### Problem statement
From the listing below, copy every line with the word "screenshot".

### Extracted records

-=-=-=-=-

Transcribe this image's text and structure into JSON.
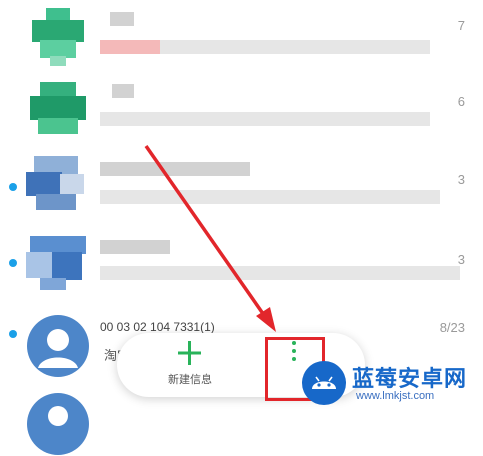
{
  "messages": [
    {
      "time_stub": "7",
      "unread": false
    },
    {
      "time_stub": "6",
      "unread": false
    },
    {
      "time_stub": "3",
      "unread": true
    },
    {
      "time_stub": "3",
      "unread": true
    },
    {
      "time_stub": "8/23",
      "unread": true,
      "sender_number": "00 03 02 104 7331(1)",
      "preview": "淘宝"
    }
  ],
  "fab": {
    "new_message_label": "新建信息",
    "more_icon": "more-vertical-icon",
    "new_icon": "plus-icon",
    "accent_color": "#29b35a"
  },
  "annotation": {
    "arrow_color": "#e2262b",
    "box_color": "#e2262b"
  },
  "watermark": {
    "brand": "蓝莓安卓网",
    "url": "www.lmkjst.com"
  }
}
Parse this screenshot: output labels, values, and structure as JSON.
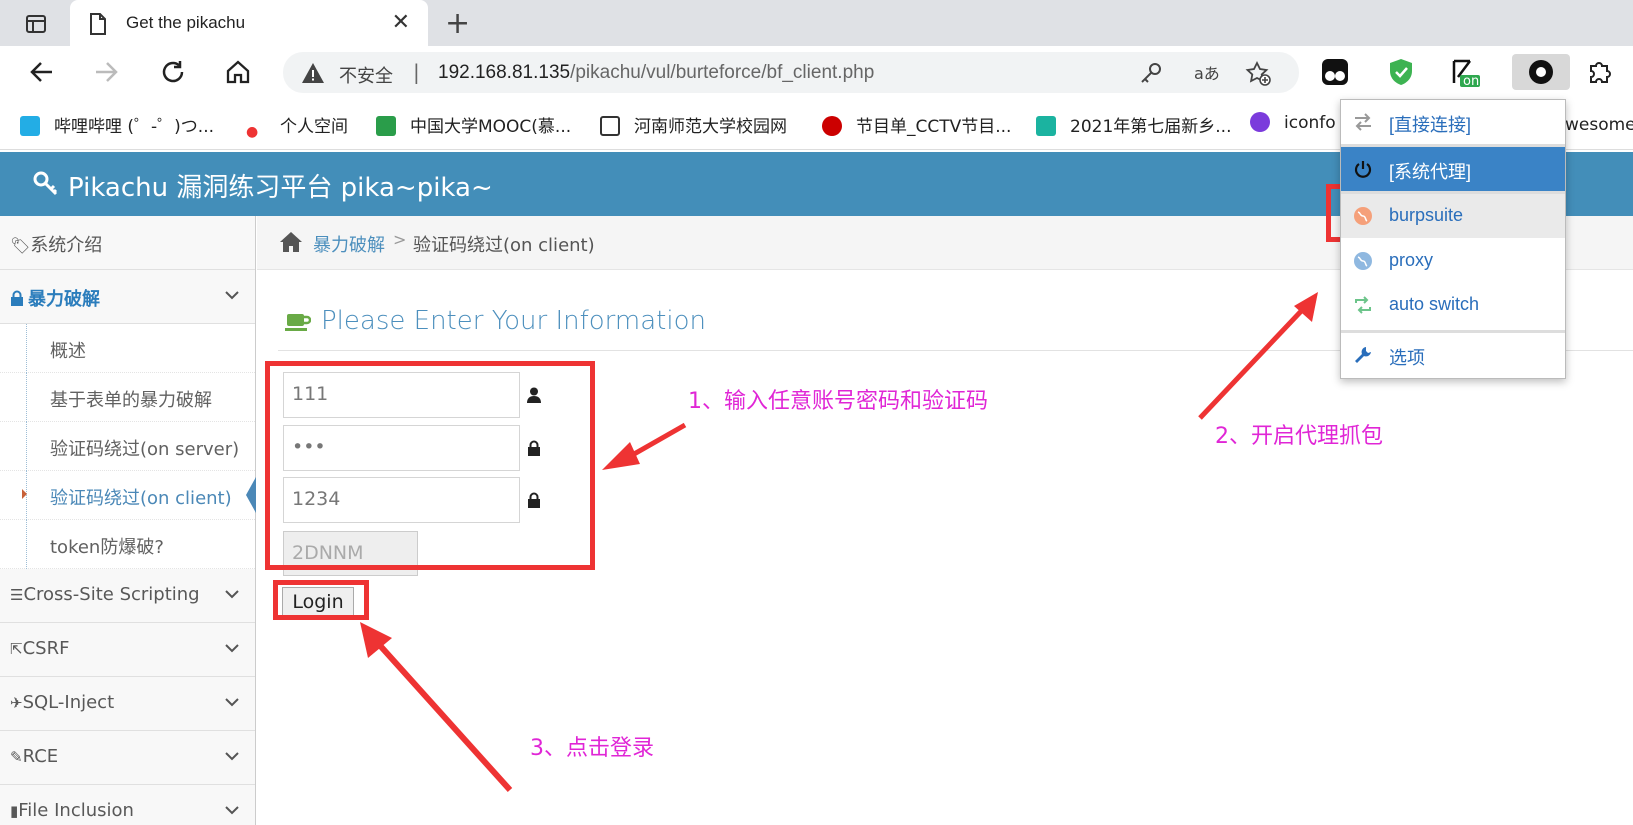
{
  "browser": {
    "tab_title": "Get the pikachu",
    "tab_close": "✕",
    "new_tab": "+",
    "address": {
      "security_label": "不安全",
      "separator": "|",
      "url_host": "192.168.81.135",
      "url_path": "/pikachu/vul/burteforce/bf_client.php"
    },
    "extension_badge": "on"
  },
  "bookmarks": [
    {
      "label": "哔哩哔哩 (゜-゜)つ...",
      "color": "#23ade5"
    },
    {
      "label": "个人空间",
      "color": "#e33"
    },
    {
      "label": "中国大学MOOC(慕...",
      "color": "#2a9d4a"
    },
    {
      "label": "河南师范大学校园网",
      "color": "#ffffff"
    },
    {
      "label": "节目单_CCTV节目...",
      "color": "#c00"
    },
    {
      "label": "2021年第七届新乡...",
      "color": "#1bb3a0"
    },
    {
      "label": "iconfo",
      "color": "#7b3bdc"
    }
  ],
  "bookmark_overflow": "wesome",
  "proxy_menu": {
    "items": [
      {
        "label": "[直接连接]",
        "icon": "swap-arrows-icon"
      },
      {
        "label": "[系统代理]",
        "icon": "power-icon"
      },
      {
        "label": "burpsuite",
        "icon": "globe-icon-orange"
      },
      {
        "label": "proxy",
        "icon": "globe-icon-blue"
      },
      {
        "label": "auto switch",
        "icon": "retweet-icon"
      },
      {
        "label": "选项",
        "icon": "wrench-icon"
      }
    ]
  },
  "app": {
    "brand": "Pikachu 漏洞练习平台 pika~pika~",
    "sidebar": {
      "items": [
        {
          "label": "系统介绍",
          "icon": "tags-icon"
        },
        {
          "label": "暴力破解",
          "icon": "lock-icon",
          "active": true
        },
        {
          "label": "Cross-Site Scripting",
          "icon": "indent-icon"
        },
        {
          "label": "CSRF",
          "icon": "share-icon"
        },
        {
          "label": "SQL-Inject",
          "icon": "plane-icon"
        },
        {
          "label": "RCE",
          "icon": "pencil-icon"
        },
        {
          "label": "File Inclusion",
          "icon": "file-icon"
        }
      ],
      "subitems": [
        {
          "label": "概述"
        },
        {
          "label": "基于表单的暴力破解"
        },
        {
          "label": "验证码绕过(on server)"
        },
        {
          "label": "验证码绕过(on client)",
          "current": true
        },
        {
          "label": "token防爆破?"
        }
      ]
    },
    "breadcrumb": {
      "parent": "暴力破解",
      "separator": ">",
      "current": "验证码绕过(on client)"
    },
    "form": {
      "title": "Please Enter Your Information",
      "username_value": "111",
      "password_value": "•••",
      "captcha_value": "1234",
      "captcha_image_text": "2DNNM",
      "login_label": "Login"
    }
  },
  "annotations": {
    "step1": "1、输入任意账号密码和验证码",
    "step2": "2、开启代理抓包",
    "step3": "3、点击登录"
  }
}
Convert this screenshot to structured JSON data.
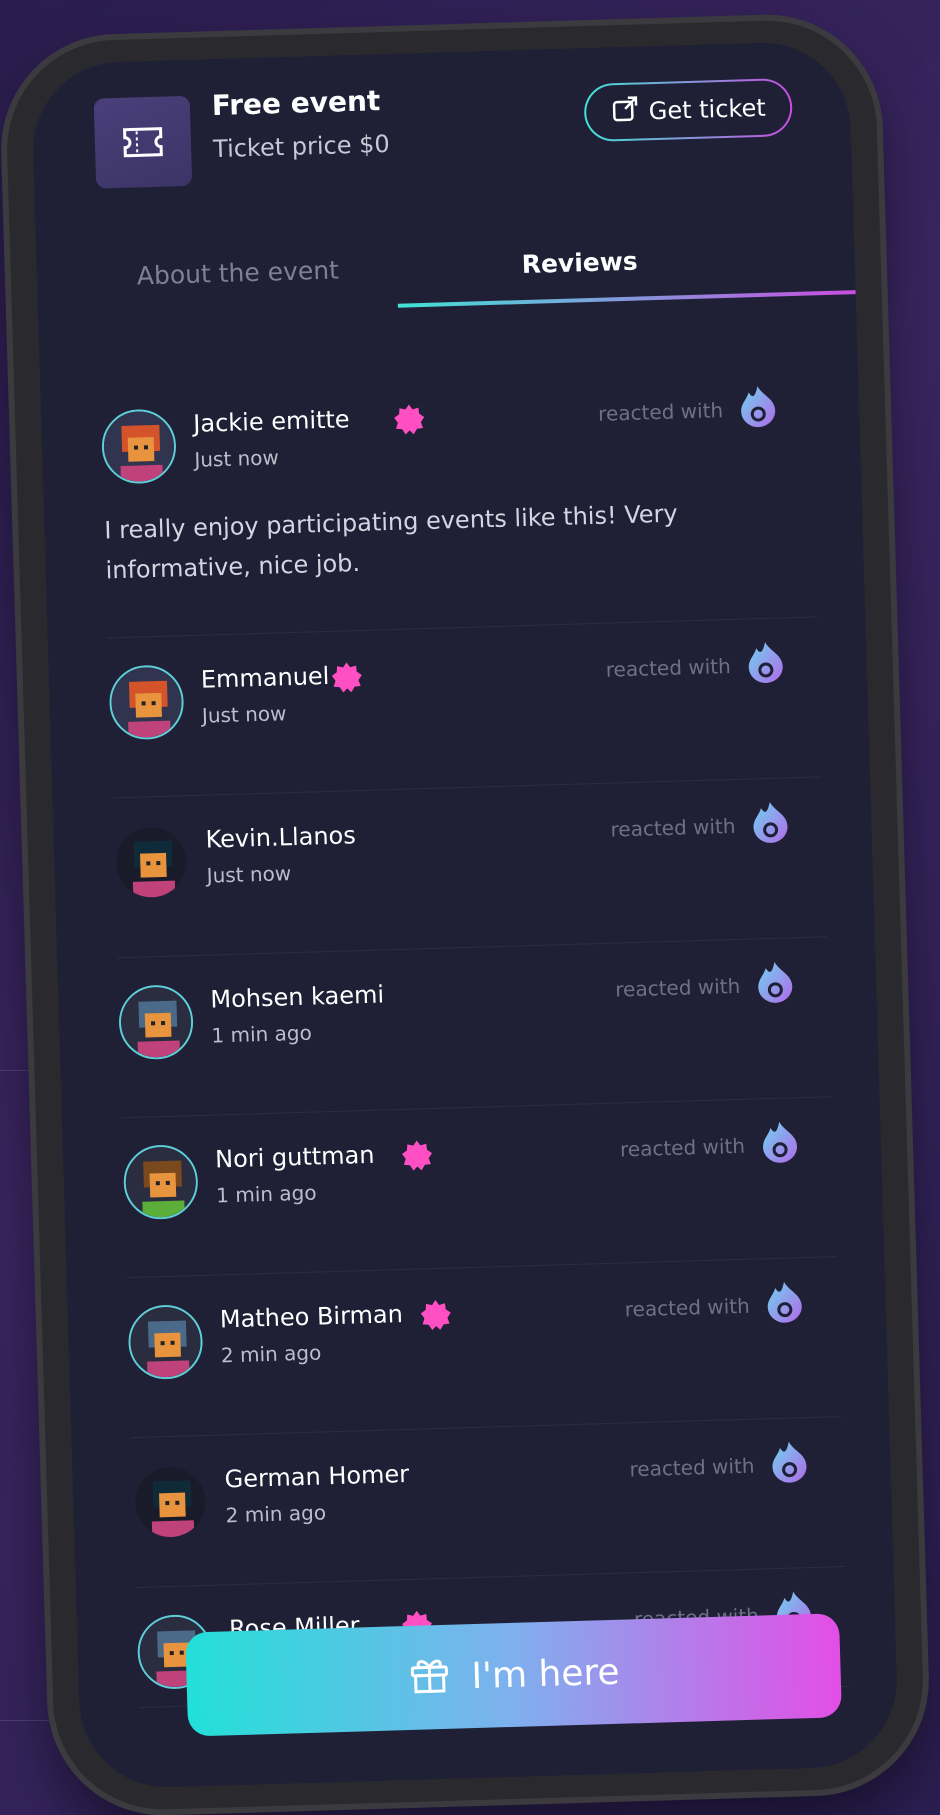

-=-=-=-=-

### Exercise result
Parse this screenshot: output labels, values, and structure as JSON.
Convert this screenshot to structured JSON data.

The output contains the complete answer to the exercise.